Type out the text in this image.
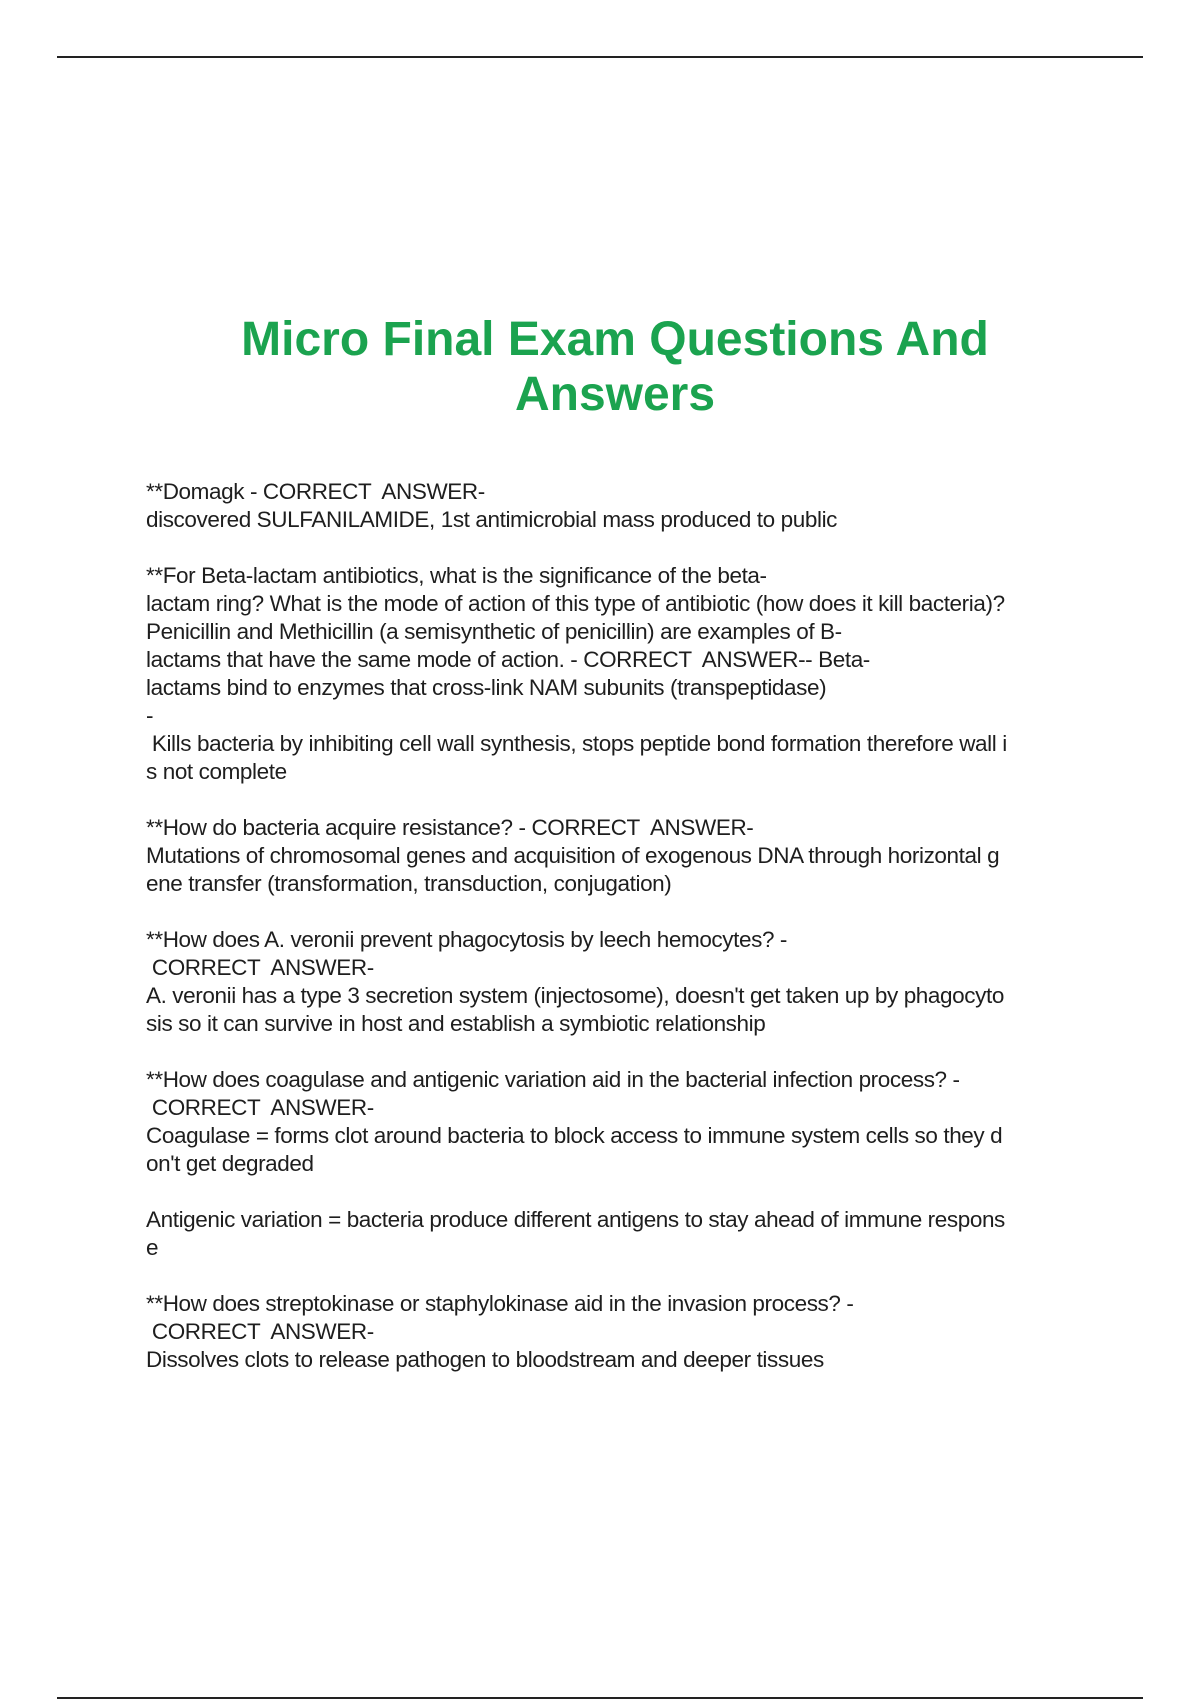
Micro Final Exam Questions And
Answers
**Domagk - CORRECT  ANSWER-
discovered SULFANILAMIDE, 1st antimicrobial mass produced to public
**For Beta-lactam antibiotics, what is the significance of the beta-
lactam ring? What is the mode of action of this type of antibiotic (how does it kill bacteria)?
Penicillin and Methicillin (a semisynthetic of penicillin) are examples of B-
lactams that have the same mode of action. - CORRECT  ANSWER-- Beta-
lactams bind to enzymes that cross-link NAM subunits (transpeptidase)
-
Kills bacteria by inhibiting cell wall synthesis, stops peptide bond formation therefore wall i
s not complete
**How do bacteria acquire resistance? - CORRECT  ANSWER-
Mutations of chromosomal genes and acquisition of exogenous DNA through horizontal g
ene transfer (transformation, transduction, conjugation)
**How does A. veronii prevent phagocytosis by leech hemocytes? -
CORRECT  ANSWER-
A. veronii has a type 3 secretion system (injectosome), doesn't get taken up by phagocyto
sis so it can survive in host and establish a symbiotic relationship
**How does coagulase and antigenic variation aid in the bacterial infection process? -
CORRECT  ANSWER-
Coagulase = forms clot around bacteria to block access to immune system cells so they d
on't get degraded
Antigenic variation = bacteria produce different antigens to stay ahead of immune respons
e
**How does streptokinase or staphylokinase aid in the invasion process? -
CORRECT  ANSWER-
Dissolves clots to release pathogen to bloodstream and deeper tissues
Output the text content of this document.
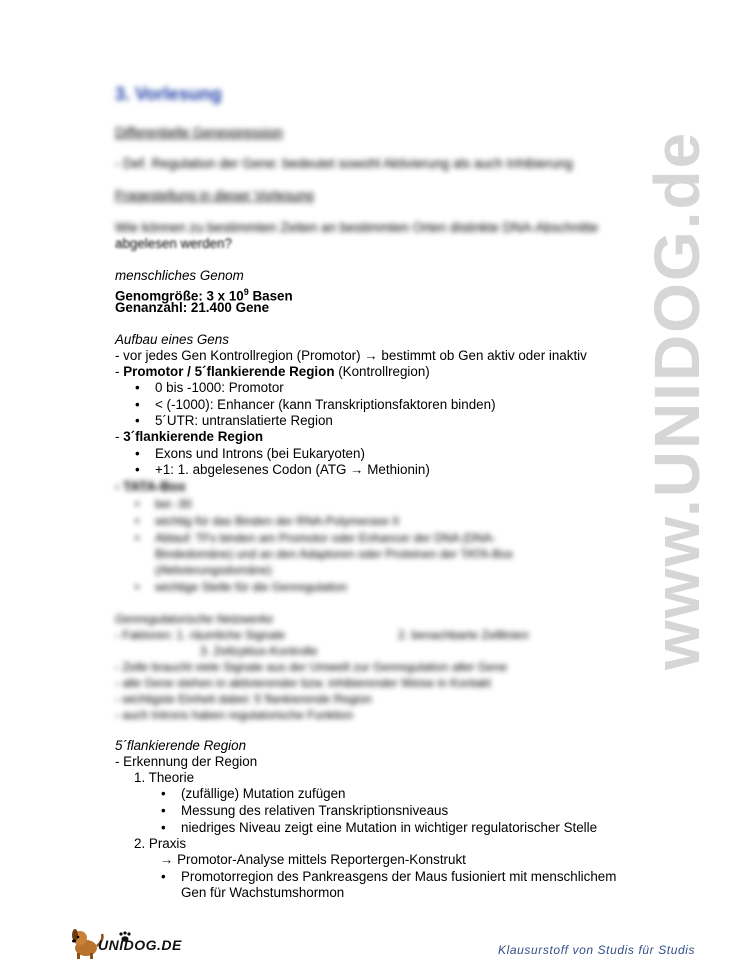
3. Vorlesung
Differentielle Genexpression
- Def. Regulation der Gene: bedeutet sowohl Aktivierung als auch Inhibierung
Fragestellung in dieser Vorlesung
Wie können zu bestimmten Zeiten an bestimmten Orten distinkte DNA-Abschnitte
abgelesen werden?
menschliches Genom
Genomgröße: 3 x $10^9$ Basen
Genanzahl: 21.400 Gene
Aufbau eines Gens
- vor jedes Gen Kontrollregion (Promotor) → bestimmt ob Gen aktiv oder inaktiv
- Promotor / 5´flankierende Region (Kontrollregion)
• 0 bis -1000: Promotor
• < (-1000): Enhancer (kann Transkriptionsfaktoren binden)
• 5´UTR: untranslatierte Region
- 3´flankierende Region
• Exons und Introns (bei Eukaryoten)
• +1: 1. abgelesenes Codon (ATG → Methionin)
- TATA-Box
• bei -30
• wichtig für das Binden der RNA-Polymerase II
• Ablauf: TFs binden am Promotor oder Enhancer der DNA (DNA-
Bindedomäne) und an den Adaptoren oder Proteinen der TATA-Box
(Aktivierungsdomäne)
• wichtige Stelle für die Genregulation
Genregulatorische Netzwerke
- Faktoren: 1. räumliche Signale	2. benachbarte Zelllinien
3. Zellzyklus-Kontrolle
- Zelle braucht viele Signale aus der Umwelt zur Genregulation aller Gene
- alle Gene stehen in aktivierender bzw. inhibierender Weise in Kontakt
- wichtigste Einheit dabei: 5´flankierende Region
- auch Introns haben regulatorische Funktion
5´flankierende Region
- Erkennung der Region
1. Theorie
• (zufällige) Mutation zufügen
• Messung des relativen Transkriptionsniveaus
• niedriges Niveau zeigt eine Mutation in wichtiger regulatorischer Stelle
2. Praxis
→ Promotor-Analyse mittels Reportergen-Konstrukt
• Promotorregion des Pankreasgens der Maus fusioniert mit menschlichem
Gen für Wachstumshormon
www.UNIDOG.de
UNIDOG.DE	Klausurstoff von Studis für Studis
====
Reproduce every line of the data above, exactly as it stands, but not the pictures.

Type out the text in this image.
Micro Final Exam Questions And
Answers
**Domagk - CORRECT  ANSWER-
discovered SULFANILAMIDE, 1st antimicrobial mass produced to public
**For Beta-lactam antibiotics, what is the significance of the beta-
lactam ring? What is the mode of action of this type of antibiotic (how does it kill bacteria)?
Penicillin and Methicillin (a semisynthetic of penicillin) are examples of B-
lactams that have the same mode of action. - CORRECT  ANSWER-- Beta-
lactams bind to enzymes that cross-link NAM subunits (transpeptidase)
-
Kills bacteria by inhibiting cell wall synthesis, stops peptide bond formation therefore wall i
s not complete
**How do bacteria acquire resistance? - CORRECT  ANSWER-
Mutations of chromosomal genes and acquisition of exogenous DNA through horizontal g
ene transfer (transformation, transduction, conjugation)
**How does A. veronii prevent phagocytosis by leech hemocytes? -
CORRECT  ANSWER-
A. veronii has a type 3 secretion system (injectosome), doesn't get taken up by phagocyto
sis so it can survive in host and establish a symbiotic relationship
**How does coagulase and antigenic variation aid in the bacterial infection process? -
CORRECT  ANSWER-
Coagulase = forms clot around bacteria to block access to immune system cells so they d
on't get degraded
Antigenic variation = bacteria produce different antigens to stay ahead of immune respons
e
**How does streptokinase or staphylokinase aid in the invasion process? -
CORRECT  ANSWER-
Dissolves clots to release pathogen to bloodstream and deeper tissues
Output the text content of this document.
3. Vorlesung
Differentielle Genexpression
- Def. Regulation der Gene: bedeutet sowohl Aktivierung als auch Inhibierung
Fragestellung in dieser Vorlesung
Wie können zu bestimmten Zeiten an bestimmten Orten distinkte DNA-Abschnitte
abgelesen werden?
menschliches Genom
Genomgröße: 3 x $10^9$ Basen
Genanzahl: 21.400 Gene
Aufbau eines Gens
- vor jedes Gen Kontrollregion (Promotor) → bestimmt ob Gen aktiv oder inaktiv
- Promotor / 5´flankierende Region (Kontrollregion)
• 0 bis -1000: Promotor
• < (-1000): Enhancer (kann Transkriptionsfaktoren binden)
• 5´UTR: untranslatierte Region
- 3´flankierende Region
• Exons und Introns (bei Eukaryoten)
• +1: 1. abgelesenes Codon (ATG → Methionin)
- TATA-Box
• bei -30
• wichtig für das Binden der RNA-Polymerase II
• Ablauf: TFs binden am Promotor oder Enhancer der DNA (DNA-
Bindedomäne) und an den Adaptoren oder Proteinen der TATA-Box
(Aktivierungsdomäne)
• wichtige Stelle für die Genregulation
Genregulatorische Netzwerke
- Faktoren: 1. räumliche Signale	2. benachbarte Zelllinien
3. Zellzyklus-Kontrolle
- Zelle braucht viele Signale aus der Umwelt zur Genregulation aller Gene
- alle Gene stehen in aktivierender bzw. inhibierender Weise in Kontakt
- wichtigste Einheit dabei: 5´flankierende Region
- auch Introns haben regulatorische Funktion
5´flankierende Region
- Erkennung der Region
1. Theorie
• (zufällige) Mutation zufügen
• Messung des relativen Transkriptionsniveaus
• niedriges Niveau zeigt eine Mutation in wichtiger regulatorischer Stelle
2. Praxis
→ Promotor-Analyse mittels Reportergen-Konstrukt
• Promotorregion des Pankreasgens der Maus fusioniert mit menschlichem
Gen für Wachstumshormon
www.UNIDOG.de
UNIDOG.DE	Klausurstoff von Studis für Studis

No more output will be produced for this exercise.